:: Given data ::
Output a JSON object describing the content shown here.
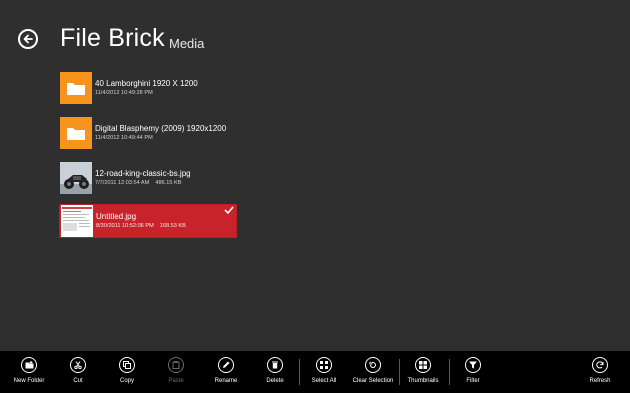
{
  "header": {
    "title": "File Brick",
    "subtitle": "Media"
  },
  "files": [
    {
      "name": "40 Lamborghini 1920 X 1200",
      "date": "11/4/2012 10:49:28 PM",
      "size": "",
      "type": "folder"
    },
    {
      "name": "Digital Blasphemy (2009) 1920x1200",
      "date": "11/4/2012 10:49:44 PM",
      "size": "",
      "type": "folder"
    },
    {
      "name": "12-road-king-classic-bs.jpg",
      "date": "7/7/2011 12:03:54 AM",
      "size": "486.15 KB",
      "type": "image"
    },
    {
      "name": "Untitled.jpg",
      "date": "8/30/2011 10:52:06 PM",
      "size": "168.53 KB",
      "type": "image",
      "selected": true
    }
  ],
  "appbar": {
    "new_folder": "New Folder",
    "cut": "Cut",
    "copy": "Copy",
    "paste": "Paste",
    "rename": "Rename",
    "delete": "Delete",
    "select_all": "Select All",
    "clear_selection": "Clear Selection",
    "thumbnails": "Thumbnails",
    "filter": "Filter",
    "refresh": "Refresh"
  },
  "colors": {
    "background": "#2f2f2f",
    "folder": "#f7941d",
    "selected": "#c8232b",
    "appbar": "#000000"
  }
}
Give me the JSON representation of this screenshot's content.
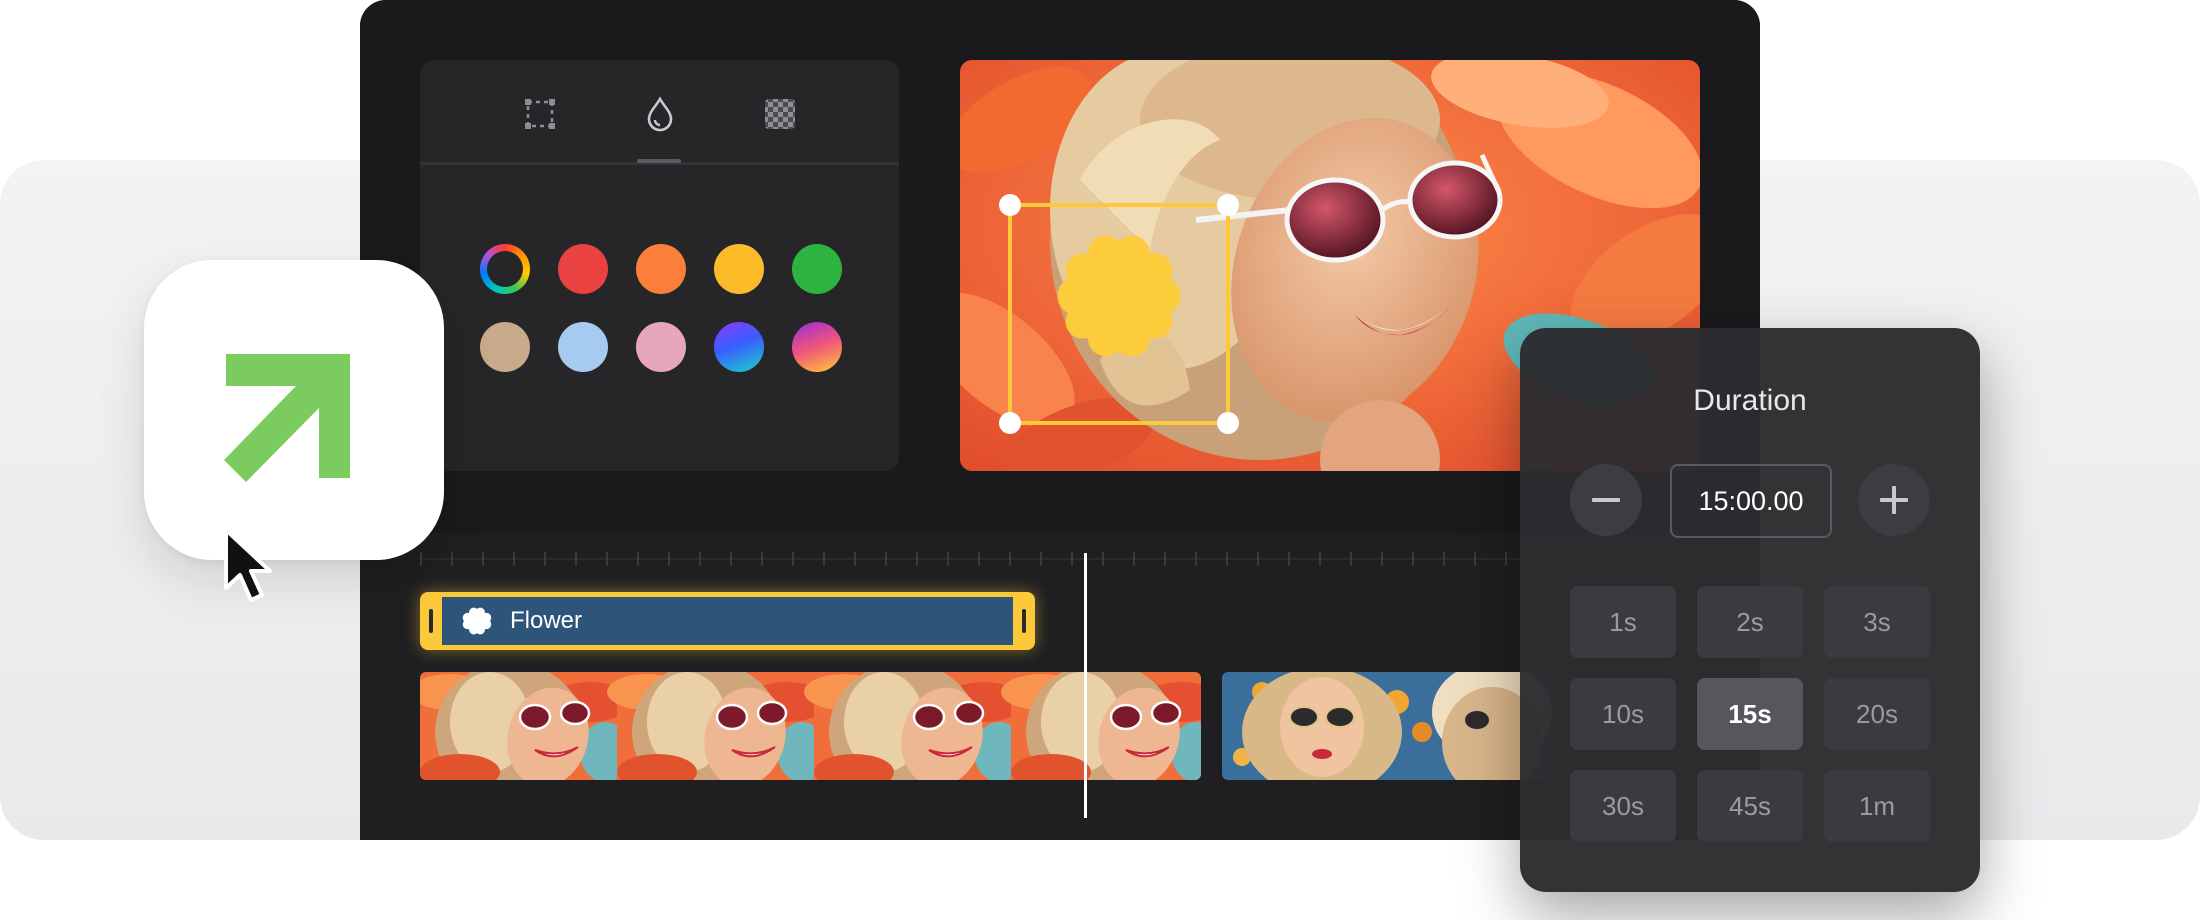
:::
== Exercise description ==
Using the data above, write out every line exactly, leaving the images behind.

== Solution to this task ==
Output a JSON object describing the content shown here.
{
  "header": {
    "title": "File Brick",
    "subtitle": "Media"
  },
  "files": [
    {
      "name": "40 Lamborghini 1920 X 1200",
      "date": "11/4/2012 10:49:28 PM",
      "size": "",
      "type": "folder"
    },
    {
      "name": "Digital Blasphemy (2009) 1920x1200",
      "date": "11/4/2012 10:49:44 PM",
      "size": "",
      "type": "folder"
    },
    {
      "name": "12-road-king-classic-bs.jpg",
      "date": "7/7/2011 12:03:54 AM",
      "size": "486.15 KB",
      "type": "image"
    },
    {
      "name": "Untitled.jpg",
      "date": "8/30/2011 10:52:06 PM",
      "size": "168.53 KB",
      "type": "image",
      "selected": true
    }
  ],
  "appbar": {
    "new_folder": "New Folder",
    "cut": "Cut",
    "copy": "Copy",
    "paste": "Paste",
    "rename": "Rename",
    "delete": "Delete",
    "select_all": "Select All",
    "clear_selection": "Clear Selection",
    "thumbnails": "Thumbnails",
    "filter": "Filter",
    "refresh": "Refresh"
  },
  "colors": {
    "background": "#2f2f2f",
    "folder": "#f7941d",
    "selected": "#c8232b",
    "appbar": "#000000"
  }
}
Give me the JSON representation of this screenshot's content.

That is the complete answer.